■ **Stored records**

-*-

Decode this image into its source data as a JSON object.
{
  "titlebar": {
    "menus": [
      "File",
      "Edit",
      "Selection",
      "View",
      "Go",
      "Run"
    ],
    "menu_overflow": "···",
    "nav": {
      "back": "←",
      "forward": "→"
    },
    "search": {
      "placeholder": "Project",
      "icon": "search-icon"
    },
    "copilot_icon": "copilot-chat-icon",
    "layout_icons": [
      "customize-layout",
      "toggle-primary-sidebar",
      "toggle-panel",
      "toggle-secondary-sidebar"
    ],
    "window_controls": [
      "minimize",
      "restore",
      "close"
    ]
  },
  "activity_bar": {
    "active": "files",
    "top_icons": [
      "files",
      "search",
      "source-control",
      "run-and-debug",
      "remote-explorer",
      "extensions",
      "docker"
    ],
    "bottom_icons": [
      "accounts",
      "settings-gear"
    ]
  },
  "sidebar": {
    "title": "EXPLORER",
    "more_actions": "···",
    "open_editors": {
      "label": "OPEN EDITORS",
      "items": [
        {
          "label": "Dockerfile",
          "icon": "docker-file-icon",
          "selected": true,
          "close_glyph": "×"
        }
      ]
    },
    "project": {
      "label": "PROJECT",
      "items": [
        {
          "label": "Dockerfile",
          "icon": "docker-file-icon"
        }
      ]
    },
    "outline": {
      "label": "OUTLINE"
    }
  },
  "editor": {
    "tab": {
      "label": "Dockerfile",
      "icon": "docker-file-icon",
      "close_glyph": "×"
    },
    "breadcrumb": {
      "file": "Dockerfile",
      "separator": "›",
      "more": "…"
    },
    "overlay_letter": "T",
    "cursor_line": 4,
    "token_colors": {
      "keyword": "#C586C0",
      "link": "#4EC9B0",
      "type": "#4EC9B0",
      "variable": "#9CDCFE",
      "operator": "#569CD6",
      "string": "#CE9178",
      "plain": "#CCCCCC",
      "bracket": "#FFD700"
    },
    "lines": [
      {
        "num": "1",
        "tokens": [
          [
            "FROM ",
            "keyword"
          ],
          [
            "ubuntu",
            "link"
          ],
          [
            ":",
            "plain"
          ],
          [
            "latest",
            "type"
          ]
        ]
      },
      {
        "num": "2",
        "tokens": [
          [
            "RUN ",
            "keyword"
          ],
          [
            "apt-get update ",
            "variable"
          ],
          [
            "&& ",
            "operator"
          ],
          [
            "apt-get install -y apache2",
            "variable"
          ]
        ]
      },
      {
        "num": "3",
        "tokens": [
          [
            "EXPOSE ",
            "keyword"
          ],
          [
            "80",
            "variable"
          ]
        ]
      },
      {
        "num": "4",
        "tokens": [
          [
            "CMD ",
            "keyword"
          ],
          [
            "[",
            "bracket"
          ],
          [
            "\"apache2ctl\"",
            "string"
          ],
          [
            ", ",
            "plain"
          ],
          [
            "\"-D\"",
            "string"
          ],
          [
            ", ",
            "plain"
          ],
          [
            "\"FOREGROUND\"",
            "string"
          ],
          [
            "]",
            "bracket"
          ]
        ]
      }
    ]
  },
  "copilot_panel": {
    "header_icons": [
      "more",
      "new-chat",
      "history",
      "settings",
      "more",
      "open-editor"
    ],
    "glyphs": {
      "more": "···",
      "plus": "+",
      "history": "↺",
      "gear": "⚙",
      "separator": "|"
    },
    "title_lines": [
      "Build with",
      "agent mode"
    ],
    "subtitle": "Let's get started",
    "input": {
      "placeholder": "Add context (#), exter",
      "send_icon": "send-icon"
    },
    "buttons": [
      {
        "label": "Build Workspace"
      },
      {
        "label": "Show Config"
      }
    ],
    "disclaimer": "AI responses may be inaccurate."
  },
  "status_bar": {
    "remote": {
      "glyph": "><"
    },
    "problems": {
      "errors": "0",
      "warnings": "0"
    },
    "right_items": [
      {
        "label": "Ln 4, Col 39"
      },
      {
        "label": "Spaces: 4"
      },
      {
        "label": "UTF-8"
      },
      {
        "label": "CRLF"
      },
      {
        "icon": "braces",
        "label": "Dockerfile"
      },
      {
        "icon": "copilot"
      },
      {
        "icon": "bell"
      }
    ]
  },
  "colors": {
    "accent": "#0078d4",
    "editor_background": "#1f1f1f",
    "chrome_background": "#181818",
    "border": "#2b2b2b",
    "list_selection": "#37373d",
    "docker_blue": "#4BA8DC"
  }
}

-*-

■ **Set exercise**
Please set down each line of the records exactly as given.

■ **Answer to this task**
Decode this image into its source data as a JSON object.
{
  "titlebar": {
    "menus": [
      "File",
      "Edit",
      "Selection",
      "View",
      "Go",
      "Run"
    ],
    "menu_overflow": "···",
    "nav": {
      "back": "←",
      "forward": "→"
    },
    "search": {
      "placeholder": "Project",
      "icon": "search-icon"
    },
    "copilot_icon": "copilot-chat-icon",
    "layout_icons": [
      "customize-layout",
      "toggle-primary-sidebar",
      "toggle-panel",
      "toggle-secondary-sidebar"
    ],
    "window_controls": [
      "minimize",
      "restore",
      "close"
    ]
  },
  "activity_bar": {
    "active": "files",
    "top_icons": [
      "files",
      "search",
      "source-control",
      "run-and-debug",
      "remote-explorer",
      "extensions",
      "docker"
    ],
    "bottom_icons": [
      "accounts",
      "settings-gear"
    ]
  },
  "sidebar": {
    "title": "EXPLORER",
    "more_actions": "···",
    "open_editors": {
      "label": "OPEN EDITORS",
      "items": [
        {
          "label": "Dockerfile",
          "icon": "docker-file-icon",
          "selected": true,
          "close_glyph": "×"
        }
      ]
    },
    "project": {
      "label": "PROJECT",
      "items": [
        {
          "label": "Dockerfile",
          "icon": "docker-file-icon"
        }
      ]
    },
    "outline": {
      "label": "OUTLINE"
    }
  },
  "editor": {
    "tab": {
      "label": "Dockerfile",
      "icon": "docker-file-icon",
      "close_glyph": "×"
    },
    "breadcrumb": {
      "file": "Dockerfile",
      "separator": "›",
      "more": "…"
    },
    "overlay_letter": "T",
    "cursor_line": 4,
    "token_colors": {
      "keyword": "#C586C0",
      "link": "#4EC9B0",
      "type": "#4EC9B0",
      "variable": "#9CDCFE",
      "operator": "#569CD6",
      "string": "#CE9178",
      "plain": "#CCCCCC",
      "bracket": "#FFD700"
    },
    "lines": [
      {
        "num": "1",
        "tokens": [
          [
            "FROM ",
            "keyword"
          ],
          [
            "ubuntu",
            "link"
          ],
          [
            ":",
            "plain"
          ],
          [
            "latest",
            "type"
          ]
        ]
      },
      {
        "num": "2",
        "tokens": [
          [
            "RUN ",
            "keyword"
          ],
          [
            "apt-get update ",
            "variable"
          ],
          [
            "&& ",
            "operator"
          ],
          [
            "apt-get install -y apache2",
            "variable"
          ]
        ]
      },
      {
        "num": "3",
        "tokens": [
          [
            "EXPOSE ",
            "keyword"
          ],
          [
            "80",
            "variable"
          ]
        ]
      },
      {
        "num": "4",
        "tokens": [
          [
            "CMD ",
            "keyword"
          ],
          [
            "[",
            "bracket"
          ],
          [
            "\"apache2ctl\"",
            "string"
          ],
          [
            ", ",
            "plain"
          ],
          [
            "\"-D\"",
            "string"
          ],
          [
            ", ",
            "plain"
          ],
          [
            "\"FOREGROUND\"",
            "string"
          ],
          [
            "]",
            "bracket"
          ]
        ]
      }
    ]
  },
  "copilot_panel": {
    "header_icons": [
      "more",
      "new-chat",
      "history",
      "settings",
      "more",
      "open-editor"
    ],
    "glyphs": {
      "more": "···",
      "plus": "+",
      "history": "↺",
      "gear": "⚙",
      "separator": "|"
    },
    "title_lines": [
      "Build with",
      "agent mode"
    ],
    "subtitle": "Let's get started",
    "input": {
      "placeholder": "Add context (#), exter",
      "send_icon": "send-icon"
    },
    "buttons": [
      {
        "label": "Build Workspace"
      },
      {
        "label": "Show Config"
      }
    ],
    "disclaimer": "AI responses may be inaccurate."
  },
  "status_bar": {
    "remote": {
      "glyph": "><"
    },
    "problems": {
      "errors": "0",
      "warnings": "0"
    },
    "right_items": [
      {
        "label": "Ln 4, Col 39"
      },
      {
        "label": "Spaces: 4"
      },
      {
        "label": "UTF-8"
      },
      {
        "label": "CRLF"
      },
      {
        "icon": "braces",
        "label": "Dockerfile"
      },
      {
        "icon": "copilot"
      },
      {
        "icon": "bell"
      }
    ]
  },
  "colors": {
    "accent": "#0078d4",
    "editor_background": "#1f1f1f",
    "chrome_background": "#181818",
    "border": "#2b2b2b",
    "list_selection": "#37373d",
    "docker_blue": "#4BA8DC"
  }
}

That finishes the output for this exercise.